Exercise 1:
In the Winter 2017 newsletter, rewrite the passage from "The latest important" to "and employee contribute.", swapping "Duties Checker" for "Compliance Checker".

Newsletter Winter 2017 - Hart Parry Newsletter Winter 2017 - Hart Parry

Newsletter Winter 2017

Newsletter | Budget-Winter 2017


Winter Newsletter

Budget – How will it affect you?

Listening to the budget, it doesn’t sound as if much has immediately happened to Income Tax, VAT, Capital Gains Tax, Corporation Tax or Inheritance Tax. Over the next few days the detailed documents will be released – and as always the devil is in the detail –

Changes to pensions auto-enrollment

The Pensions Regulator (TPR) reports that in the first part of 2017 alone, 136,000 small and micro employers began complying with their new responsibilities under the pensions auto-enrolment regime. That’s an average of one every 57 seconds. But with change ahead, it’s important to keep up to date with developments.

The latest important deadline is 1 October 2017, as the regime enters a new phase, with no lead-in time for new employers to comply. From 1 October, any employer taking on staff for the first time immediately comes within the rules. Those who have employed staff before 30 September 2017 have different deadlines – see the ‘Duties Checker’ section on the TPR site,

Ongoing duties

The first step in employer compliance involves assessing staff on the basis of age and earnings. Staff aged between 22 and State Pension age, who earn over £10,000 pa, (£833 per month or £192 weekly), must be put in a pension scheme, to which both employer and employee contribute.

But employer involvement doesn’t stop there. If staff don’t need to be put into a scheme, there’s still a declaration of compliance to be made, and ongoing duties, including keeping track of employees’ age and earnings each time they are paid, managing requests to leave or join a pensions scheme, and a three-year cycle involving re-enrolling employees who have opted out.

Next developments

The next major change to the regime is the increase in contribution rates from April 2018. From 6 April 2018 to 5 April 2019, employer minimum contribution increases to 2%, and from 6 April 2019 onwards, it rises again, to 3%.

Failure to comply can result in fines and being named and shamed on the TPR website. TPR is particularly vigilant regarding compliance: it has warned that it will prosecute for failure to provide information in the course of its investigations, and has initiated a first prosecution where an employer is held to have deliberately failed to put staff in a workplace pension.

Exercise 2:
Copy the entries in Block 1 verbatim, from the first line through the line containing "yen-mark: 円 [592,132,598,138]".

Data entries:
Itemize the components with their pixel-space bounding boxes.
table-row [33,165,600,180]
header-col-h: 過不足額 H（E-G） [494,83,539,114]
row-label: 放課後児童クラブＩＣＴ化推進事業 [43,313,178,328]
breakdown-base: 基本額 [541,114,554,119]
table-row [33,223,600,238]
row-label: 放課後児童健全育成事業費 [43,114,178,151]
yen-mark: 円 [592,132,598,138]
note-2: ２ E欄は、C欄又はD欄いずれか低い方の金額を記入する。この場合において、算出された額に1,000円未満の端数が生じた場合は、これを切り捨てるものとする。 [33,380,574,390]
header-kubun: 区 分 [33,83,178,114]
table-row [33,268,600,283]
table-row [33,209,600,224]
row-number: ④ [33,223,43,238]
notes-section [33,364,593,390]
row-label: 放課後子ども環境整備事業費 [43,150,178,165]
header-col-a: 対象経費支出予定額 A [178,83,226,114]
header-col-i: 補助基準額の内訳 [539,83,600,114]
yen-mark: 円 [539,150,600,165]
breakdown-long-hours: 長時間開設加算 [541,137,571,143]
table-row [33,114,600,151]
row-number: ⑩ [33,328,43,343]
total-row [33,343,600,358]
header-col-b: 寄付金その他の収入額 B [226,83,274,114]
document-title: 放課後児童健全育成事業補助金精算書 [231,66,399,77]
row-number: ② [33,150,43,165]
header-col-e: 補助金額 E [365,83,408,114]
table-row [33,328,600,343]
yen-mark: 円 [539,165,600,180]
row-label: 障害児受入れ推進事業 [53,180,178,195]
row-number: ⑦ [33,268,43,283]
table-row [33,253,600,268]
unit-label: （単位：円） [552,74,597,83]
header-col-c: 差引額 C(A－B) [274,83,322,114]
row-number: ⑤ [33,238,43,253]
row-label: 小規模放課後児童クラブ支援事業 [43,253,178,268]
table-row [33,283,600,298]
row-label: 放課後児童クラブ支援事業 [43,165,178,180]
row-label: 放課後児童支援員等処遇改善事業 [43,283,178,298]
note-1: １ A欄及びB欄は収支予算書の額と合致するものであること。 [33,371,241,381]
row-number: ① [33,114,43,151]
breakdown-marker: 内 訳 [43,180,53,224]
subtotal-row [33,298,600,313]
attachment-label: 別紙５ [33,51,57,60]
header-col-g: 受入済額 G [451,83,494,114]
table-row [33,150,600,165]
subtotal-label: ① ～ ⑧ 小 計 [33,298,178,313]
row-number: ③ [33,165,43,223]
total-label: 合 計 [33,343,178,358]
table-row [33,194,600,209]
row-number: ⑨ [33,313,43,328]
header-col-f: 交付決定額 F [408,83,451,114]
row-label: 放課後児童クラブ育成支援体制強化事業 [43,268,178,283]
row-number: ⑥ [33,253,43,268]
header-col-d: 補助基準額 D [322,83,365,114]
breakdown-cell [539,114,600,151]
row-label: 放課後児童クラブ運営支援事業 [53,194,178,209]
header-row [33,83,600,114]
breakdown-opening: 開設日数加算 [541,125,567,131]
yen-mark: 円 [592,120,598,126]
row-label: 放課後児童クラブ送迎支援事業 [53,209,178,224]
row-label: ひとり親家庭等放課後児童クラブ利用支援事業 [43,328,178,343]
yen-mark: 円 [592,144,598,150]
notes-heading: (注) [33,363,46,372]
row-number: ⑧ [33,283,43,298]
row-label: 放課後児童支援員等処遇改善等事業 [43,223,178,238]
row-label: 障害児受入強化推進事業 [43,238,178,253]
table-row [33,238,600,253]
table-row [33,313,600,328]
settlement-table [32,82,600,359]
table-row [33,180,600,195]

Right answer 1:
The latest important deadline is 1 October 2017, as the regime enters a new phase, with no lead-in time for new employers to comply. From 1 October, any employer taking on staff for the first time immediately comes within the rules. Those who have employed staff before 30 September 2017 have different deadlines – see the ‘Compliance Checker’ section on the TPR site,

Ongoing duties

The first step in employer compliance involves assessing staff on the basis of age and earnings. Staff aged between 22 and State Pension age, who earn over £10,000 pa, (£833 per month or £192 weekly), must be put in a pension scheme, to which both employer and employee contribute.

Right answer 2:
Itemize the components with their pixel-space bounding boxes.
table-row [33,165,600,180]
header-col-h: 過不足額 H（E-G） [494,83,539,114]
row-label: 放課後児童クラブＩＣＴ化推進事業 [43,313,178,328]
breakdown-base: 基本額 [541,114,554,119]
table-row [33,223,600,238]
row-label: 放課後児童健全育成事業費 [43,114,178,151]
yen-mark: 円 [592,132,598,138]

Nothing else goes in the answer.